Copy all lines below containing "color".

BEGIN Available records

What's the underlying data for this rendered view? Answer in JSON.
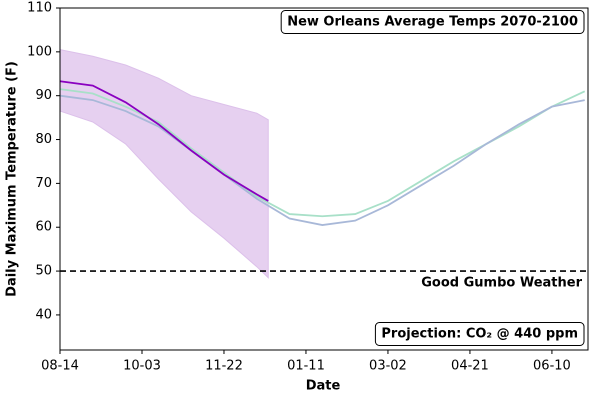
{
  "chart_data": {
    "type": "line",
    "title": "New Orleans Average Temps 2070-2100",
    "annotation": "Projection: CO₂ @ 440 ppm",
    "x_label": "Date",
    "y_label": "Daily Maximum Temperature (F)",
    "xlim": [
      0,
      322
    ],
    "xticks": [
      {
        "value": 0,
        "label": "08-14"
      },
      {
        "value": 50,
        "label": "10-03"
      },
      {
        "value": 100,
        "label": "11-22"
      },
      {
        "value": 150,
        "label": "01-11"
      },
      {
        "value": 200,
        "label": "03-02"
      },
      {
        "value": 250,
        "label": "04-21"
      },
      {
        "value": 300,
        "label": "06-10"
      }
    ],
    "ylim": [
      32,
      110
    ],
    "yticks": [
      40,
      50,
      60,
      70,
      80,
      90,
      100,
      110
    ],
    "reference_line": {
      "value": 50,
      "label": "Good Gumbo Weather"
    },
    "band": {
      "color": "#e6d0f0",
      "x": [
        0,
        20,
        40,
        60,
        80,
        100,
        120,
        127
      ],
      "upper": [
        100.5,
        99,
        97,
        94,
        90,
        88,
        86,
        84.5
      ],
      "lower": [
        86.5,
        84,
        79,
        71,
        63.5,
        57.5,
        51,
        48.5
      ]
    },
    "series": [
      {
        "color": "#a8e0c8",
        "x": [
          0,
          20,
          40,
          60,
          80,
          100,
          120,
          140,
          160,
          180,
          200,
          220,
          240,
          260,
          280,
          300,
          320
        ],
        "values": [
          91.5,
          90.5,
          87.5,
          84,
          78,
          72.5,
          67,
          63,
          62.5,
          63,
          66,
          70.5,
          75,
          79,
          83,
          87.5,
          91
        ]
      },
      {
        "color": "#a8b8d8",
        "x": [
          0,
          20,
          40,
          60,
          80,
          100,
          120,
          140,
          160,
          180,
          200,
          220,
          240,
          260,
          280,
          300,
          320
        ],
        "values": [
          90,
          89,
          86.5,
          83,
          77.5,
          72,
          66.5,
          62,
          60.5,
          61.5,
          65,
          69.5,
          74,
          79,
          83.5,
          87.5,
          89
        ]
      },
      {
        "color": "#8a00c0",
        "x": [
          0,
          20,
          40,
          60,
          80,
          100,
          120,
          127
        ],
        "values": [
          93.3,
          92.3,
          88.5,
          83.5,
          77.5,
          72,
          67.5,
          66
        ]
      }
    ]
  }
}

END Available records

> _Answer below_
      "color": "#e6d0f0",
        "color": "#a8e0c8",
        "color": "#a8b8d8",
        "color": "#8a00c0",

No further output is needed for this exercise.